- **Dataset entries**:
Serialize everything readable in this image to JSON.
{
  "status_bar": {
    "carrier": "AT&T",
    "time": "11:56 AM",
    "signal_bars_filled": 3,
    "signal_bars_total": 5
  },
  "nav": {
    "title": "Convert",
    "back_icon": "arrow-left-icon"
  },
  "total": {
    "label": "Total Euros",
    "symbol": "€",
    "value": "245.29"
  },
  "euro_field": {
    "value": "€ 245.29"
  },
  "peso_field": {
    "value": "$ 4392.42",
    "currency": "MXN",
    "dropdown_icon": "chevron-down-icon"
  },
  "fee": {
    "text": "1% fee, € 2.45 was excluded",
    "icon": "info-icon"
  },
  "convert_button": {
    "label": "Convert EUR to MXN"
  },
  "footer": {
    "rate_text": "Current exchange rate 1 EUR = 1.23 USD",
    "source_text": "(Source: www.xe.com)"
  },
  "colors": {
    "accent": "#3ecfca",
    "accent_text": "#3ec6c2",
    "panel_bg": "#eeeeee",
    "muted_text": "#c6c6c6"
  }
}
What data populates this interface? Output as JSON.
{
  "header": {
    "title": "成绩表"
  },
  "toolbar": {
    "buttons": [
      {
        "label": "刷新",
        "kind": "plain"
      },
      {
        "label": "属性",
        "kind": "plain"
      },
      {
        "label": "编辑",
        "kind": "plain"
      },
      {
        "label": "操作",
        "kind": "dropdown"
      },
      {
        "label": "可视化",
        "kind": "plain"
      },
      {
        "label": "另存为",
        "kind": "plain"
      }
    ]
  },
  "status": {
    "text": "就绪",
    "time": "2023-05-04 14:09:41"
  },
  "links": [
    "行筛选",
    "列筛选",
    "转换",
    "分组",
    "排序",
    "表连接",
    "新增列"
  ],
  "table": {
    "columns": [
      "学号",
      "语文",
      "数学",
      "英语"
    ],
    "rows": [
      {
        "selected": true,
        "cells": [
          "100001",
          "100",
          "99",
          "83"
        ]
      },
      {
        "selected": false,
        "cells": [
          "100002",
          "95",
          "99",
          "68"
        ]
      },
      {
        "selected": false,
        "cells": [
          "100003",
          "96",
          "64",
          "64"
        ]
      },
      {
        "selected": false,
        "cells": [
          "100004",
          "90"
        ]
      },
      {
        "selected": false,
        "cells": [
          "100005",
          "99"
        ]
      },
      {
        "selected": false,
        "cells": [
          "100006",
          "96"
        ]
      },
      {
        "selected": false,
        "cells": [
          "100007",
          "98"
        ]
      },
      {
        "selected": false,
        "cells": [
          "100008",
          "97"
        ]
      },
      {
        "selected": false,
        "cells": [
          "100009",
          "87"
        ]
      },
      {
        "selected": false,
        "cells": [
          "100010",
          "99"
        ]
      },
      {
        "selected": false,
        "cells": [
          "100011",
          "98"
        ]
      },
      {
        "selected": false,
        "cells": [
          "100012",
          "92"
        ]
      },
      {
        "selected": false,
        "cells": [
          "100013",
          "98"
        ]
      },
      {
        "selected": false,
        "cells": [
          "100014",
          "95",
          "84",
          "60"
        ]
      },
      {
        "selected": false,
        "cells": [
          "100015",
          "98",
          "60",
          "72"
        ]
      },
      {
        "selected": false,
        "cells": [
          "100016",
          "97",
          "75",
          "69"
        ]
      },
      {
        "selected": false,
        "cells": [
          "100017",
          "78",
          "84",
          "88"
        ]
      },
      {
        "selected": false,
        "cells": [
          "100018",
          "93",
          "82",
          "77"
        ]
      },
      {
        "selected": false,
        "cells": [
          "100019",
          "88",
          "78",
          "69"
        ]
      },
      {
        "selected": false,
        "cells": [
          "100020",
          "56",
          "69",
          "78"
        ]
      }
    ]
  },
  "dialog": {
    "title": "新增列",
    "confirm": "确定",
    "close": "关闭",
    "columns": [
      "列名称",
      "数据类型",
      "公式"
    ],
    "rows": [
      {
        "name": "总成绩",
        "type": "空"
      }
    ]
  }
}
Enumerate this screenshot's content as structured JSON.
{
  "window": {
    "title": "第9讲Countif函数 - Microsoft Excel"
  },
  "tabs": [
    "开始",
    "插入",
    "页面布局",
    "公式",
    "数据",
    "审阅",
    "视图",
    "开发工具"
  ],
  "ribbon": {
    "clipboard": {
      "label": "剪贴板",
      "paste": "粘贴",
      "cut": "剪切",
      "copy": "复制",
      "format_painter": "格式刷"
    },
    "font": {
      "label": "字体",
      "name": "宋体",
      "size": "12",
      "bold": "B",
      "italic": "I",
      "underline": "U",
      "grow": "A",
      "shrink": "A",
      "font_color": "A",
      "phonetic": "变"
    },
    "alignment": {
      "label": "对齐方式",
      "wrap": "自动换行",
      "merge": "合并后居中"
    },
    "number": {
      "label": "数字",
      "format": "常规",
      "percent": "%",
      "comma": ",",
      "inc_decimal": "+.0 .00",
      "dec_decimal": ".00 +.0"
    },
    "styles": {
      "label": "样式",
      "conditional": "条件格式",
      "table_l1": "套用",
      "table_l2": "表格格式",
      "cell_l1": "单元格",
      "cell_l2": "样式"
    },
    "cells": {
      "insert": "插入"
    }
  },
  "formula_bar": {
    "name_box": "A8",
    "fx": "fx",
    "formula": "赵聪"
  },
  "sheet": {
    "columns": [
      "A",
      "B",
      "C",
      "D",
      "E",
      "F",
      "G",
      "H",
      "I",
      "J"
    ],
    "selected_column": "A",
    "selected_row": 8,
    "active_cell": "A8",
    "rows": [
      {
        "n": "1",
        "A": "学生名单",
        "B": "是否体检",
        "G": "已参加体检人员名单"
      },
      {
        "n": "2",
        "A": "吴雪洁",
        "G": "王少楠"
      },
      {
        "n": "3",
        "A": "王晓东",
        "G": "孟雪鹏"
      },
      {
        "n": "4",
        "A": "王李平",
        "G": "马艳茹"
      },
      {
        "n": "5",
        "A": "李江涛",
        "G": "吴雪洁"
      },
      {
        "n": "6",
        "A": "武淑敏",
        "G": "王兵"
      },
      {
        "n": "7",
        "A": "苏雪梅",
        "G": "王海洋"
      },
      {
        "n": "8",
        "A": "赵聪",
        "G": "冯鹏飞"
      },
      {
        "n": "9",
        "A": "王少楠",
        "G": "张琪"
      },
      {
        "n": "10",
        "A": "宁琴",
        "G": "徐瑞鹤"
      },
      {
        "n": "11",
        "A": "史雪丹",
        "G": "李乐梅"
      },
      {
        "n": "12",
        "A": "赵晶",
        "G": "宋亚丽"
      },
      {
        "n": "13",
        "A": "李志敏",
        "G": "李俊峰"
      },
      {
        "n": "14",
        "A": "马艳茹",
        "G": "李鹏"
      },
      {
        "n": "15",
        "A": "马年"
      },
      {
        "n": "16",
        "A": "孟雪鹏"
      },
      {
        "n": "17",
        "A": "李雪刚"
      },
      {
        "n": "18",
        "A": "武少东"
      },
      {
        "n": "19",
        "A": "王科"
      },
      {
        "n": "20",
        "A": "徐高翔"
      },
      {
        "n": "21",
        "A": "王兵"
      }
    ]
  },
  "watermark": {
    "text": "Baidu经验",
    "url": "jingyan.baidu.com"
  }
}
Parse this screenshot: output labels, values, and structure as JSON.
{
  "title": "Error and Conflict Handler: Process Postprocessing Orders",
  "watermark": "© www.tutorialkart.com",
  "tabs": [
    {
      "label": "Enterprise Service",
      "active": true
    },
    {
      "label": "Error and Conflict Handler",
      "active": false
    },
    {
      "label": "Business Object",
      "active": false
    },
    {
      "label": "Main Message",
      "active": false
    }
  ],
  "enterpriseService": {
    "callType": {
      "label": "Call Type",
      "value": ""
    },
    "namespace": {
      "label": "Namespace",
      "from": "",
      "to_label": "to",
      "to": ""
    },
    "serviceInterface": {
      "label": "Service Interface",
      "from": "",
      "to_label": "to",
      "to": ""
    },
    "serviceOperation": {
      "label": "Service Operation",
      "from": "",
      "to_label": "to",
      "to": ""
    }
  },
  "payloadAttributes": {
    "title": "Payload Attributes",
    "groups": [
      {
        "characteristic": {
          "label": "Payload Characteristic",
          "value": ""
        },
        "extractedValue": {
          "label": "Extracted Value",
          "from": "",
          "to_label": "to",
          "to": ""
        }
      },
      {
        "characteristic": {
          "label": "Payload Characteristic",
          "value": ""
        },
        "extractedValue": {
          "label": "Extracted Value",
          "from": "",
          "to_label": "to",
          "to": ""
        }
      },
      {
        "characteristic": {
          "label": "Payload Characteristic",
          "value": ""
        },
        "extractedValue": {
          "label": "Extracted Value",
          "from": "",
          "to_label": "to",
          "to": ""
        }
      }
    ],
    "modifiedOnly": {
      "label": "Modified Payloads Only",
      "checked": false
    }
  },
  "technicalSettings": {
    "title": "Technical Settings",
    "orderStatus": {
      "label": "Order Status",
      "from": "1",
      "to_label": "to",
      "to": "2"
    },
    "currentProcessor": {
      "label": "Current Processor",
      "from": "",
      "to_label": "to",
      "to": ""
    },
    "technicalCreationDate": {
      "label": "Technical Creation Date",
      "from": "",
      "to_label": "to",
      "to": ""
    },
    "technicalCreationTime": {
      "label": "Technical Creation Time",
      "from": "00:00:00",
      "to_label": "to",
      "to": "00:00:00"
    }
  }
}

- **Required task**:
Where a line holds "title", copy that line.

- **Written solution**:
    "title": "Convert",
    "title": "成绩表"
    "title": "新增列",
    "title": "第9讲Countif函数 - Microsoft Excel"
  "title": "Error and Conflict Handler: Process Postprocessing Orders",
    "title": "Payload Attributes",
    "title": "Technical Settings",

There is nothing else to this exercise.